(Items from a figure collection)

○ ○ ○ ○

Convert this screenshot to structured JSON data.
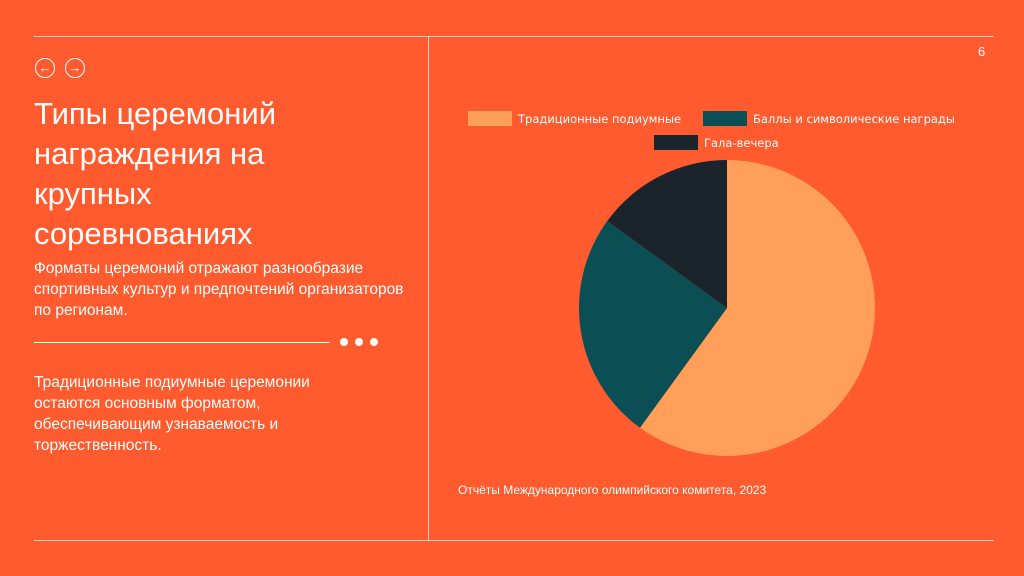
{
  "page_number": "6",
  "nav": {
    "back": "←",
    "forward": "→"
  },
  "title": "Типы церемоний награждения на крупных соревнованиях",
  "subtitle": "Форматы церемоний отражают разнообразие спортивных культур и предпочтений организаторов по регионам.",
  "body": "Традиционные подиумные церемонии остаются основным форматом, обеспечивающим узнаваемость и торжественность.",
  "source": "Отчёты Международного олимпийского комитета, 2023",
  "chart_data": {
    "type": "pie",
    "legend_position": "top",
    "categories": [
      "Традиционные подиумные",
      "Баллы и символические награды",
      "Гала-вечера"
    ],
    "values": [
      60,
      25,
      15
    ],
    "colors": [
      "#FF9F5A",
      "#0B4F55",
      "#1B232B"
    ]
  }
}
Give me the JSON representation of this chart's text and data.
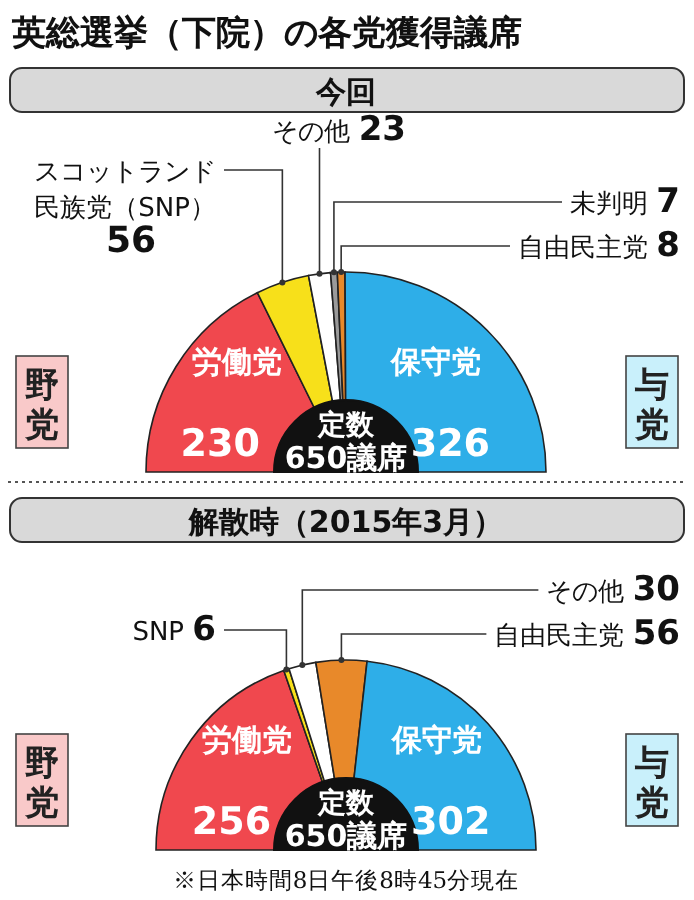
{
  "chart_data": [
    {
      "type": "pie",
      "title": "英総選挙（下院）の各党獲得議席",
      "subtitle": "今回",
      "categories": [
        "労働党",
        "スコットランド民族党（SNP）",
        "その他",
        "未判明",
        "自由民主党",
        "保守党"
      ],
      "values": [
        230,
        56,
        23,
        7,
        8,
        326
      ],
      "colors": [
        "#f0484e",
        "#f7e01a",
        "#ffffff",
        "#9a9a9a",
        "#e8892a",
        "#2eaee8"
      ],
      "data_labels": true,
      "annotations": [
        "定数",
        "650議席",
        "野党",
        "与党"
      ]
    },
    {
      "type": "pie",
      "subtitle": "解散時（2015年3月）",
      "categories": [
        "労働党",
        "SNP",
        "その他",
        "自由民主党",
        "保守党"
      ],
      "values": [
        256,
        6,
        30,
        56,
        302
      ],
      "colors": [
        "#f0484e",
        "#f7e01a",
        "#ffffff",
        "#e8892a",
        "#2eaee8"
      ],
      "data_labels": true,
      "annotations": [
        "定数",
        "650議席",
        "野党",
        "与党",
        "※日本時間8日午後8時45分現在"
      ]
    }
  ]
}
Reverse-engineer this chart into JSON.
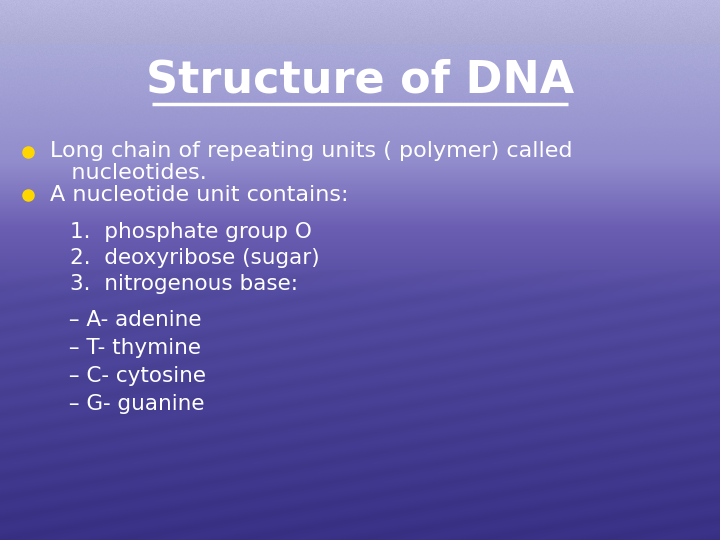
{
  "title": "Structure of DNA",
  "title_color": "#FFFFFF",
  "title_fontsize": 32,
  "bullet_color": "#FFD700",
  "text_color": "#FFFFFF",
  "text_fontsize": 16,
  "sub_fontsize": 15.5,
  "bullet1_line1": "Long chain of repeating units ( polymer) called",
  "bullet1_line2": "   nucleotides.",
  "bullet2": "A nucleotide unit contains:",
  "subitems": [
    "1.  phosphate group O",
    "2.  deoxyribose (sugar)",
    "3.  nitrogenous base:"
  ],
  "subitems2": [
    " – A- adenine",
    " – T- thymine",
    " – C- cytosine",
    " – G- guanine"
  ],
  "underline_color": "#FFFFFF"
}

○ ○ ○ ○

**What the exercise asks**
The records above need to be given again exactly. Omit the pictures.

**Task response**
Convert this screenshot to structured JSON data.
{
  "page_number": "6",
  "nav": {
    "back": "←",
    "forward": "→"
  },
  "title": "Типы церемоний награждения на крупных соревнованиях",
  "subtitle": "Форматы церемоний отражают разнообразие спортивных культур и предпочтений организаторов по регионам.",
  "body": "Традиционные подиумные церемонии остаются основным форматом, обеспечивающим узнаваемость и торжественность.",
  "source": "Отчёты Международного олимпийского комитета, 2023",
  "chart_data": {
    "type": "pie",
    "legend_position": "top",
    "categories": [
      "Традиционные подиумные",
      "Баллы и символические награды",
      "Гала-вечера"
    ],
    "values": [
      60,
      25,
      15
    ],
    "colors": [
      "#FF9F5A",
      "#0B4F55",
      "#1B232B"
    ]
  }
}
Give me the JSON representation of this chart's text and data.
{
  "chart_data": [
    {
      "type": "pie",
      "title": "英総選挙（下院）の各党獲得議席",
      "subtitle": "今回",
      "categories": [
        "労働党",
        "スコットランド民族党（SNP）",
        "その他",
        "未判明",
        "自由民主党",
        "保守党"
      ],
      "values": [
        230,
        56,
        23,
        7,
        8,
        326
      ],
      "colors": [
        "#f0484e",
        "#f7e01a",
        "#ffffff",
        "#9a9a9a",
        "#e8892a",
        "#2eaee8"
      ],
      "data_labels": true,
      "annotations": [
        "定数",
        "650議席",
        "野党",
        "与党"
      ]
    },
    {
      "type": "pie",
      "subtitle": "解散時（2015年3月）",
      "categories": [
        "労働党",
        "SNP",
        "その他",
        "自由民主党",
        "保守党"
      ],
      "values": [
        256,
        6,
        30,
        56,
        302
      ],
      "colors": [
        "#f0484e",
        "#f7e01a",
        "#ffffff",
        "#e8892a",
        "#2eaee8"
      ],
      "data_labels": true,
      "annotations": [
        "定数",
        "650議席",
        "野党",
        "与党",
        "※日本時間8日午後8時45分現在"
      ]
    }
  ]
}
Reverse-engineer this chart into JSON.
{
  "title": "Structure of DNA",
  "title_color": "#FFFFFF",
  "title_fontsize": 32,
  "bullet_color": "#FFD700",
  "text_color": "#FFFFFF",
  "text_fontsize": 16,
  "sub_fontsize": 15.5,
  "bullet1_line1": "Long chain of repeating units ( polymer) called",
  "bullet1_line2": "   nucleotides.",
  "bullet2": "A nucleotide unit contains:",
  "subitems": [
    "1.  phosphate group O",
    "2.  deoxyribose (sugar)",
    "3.  nitrogenous base:"
  ],
  "subitems2": [
    " – A- adenine",
    " – T- thymine",
    " – C- cytosine",
    " – G- guanine"
  ],
  "underline_color": "#FFFFFF"
}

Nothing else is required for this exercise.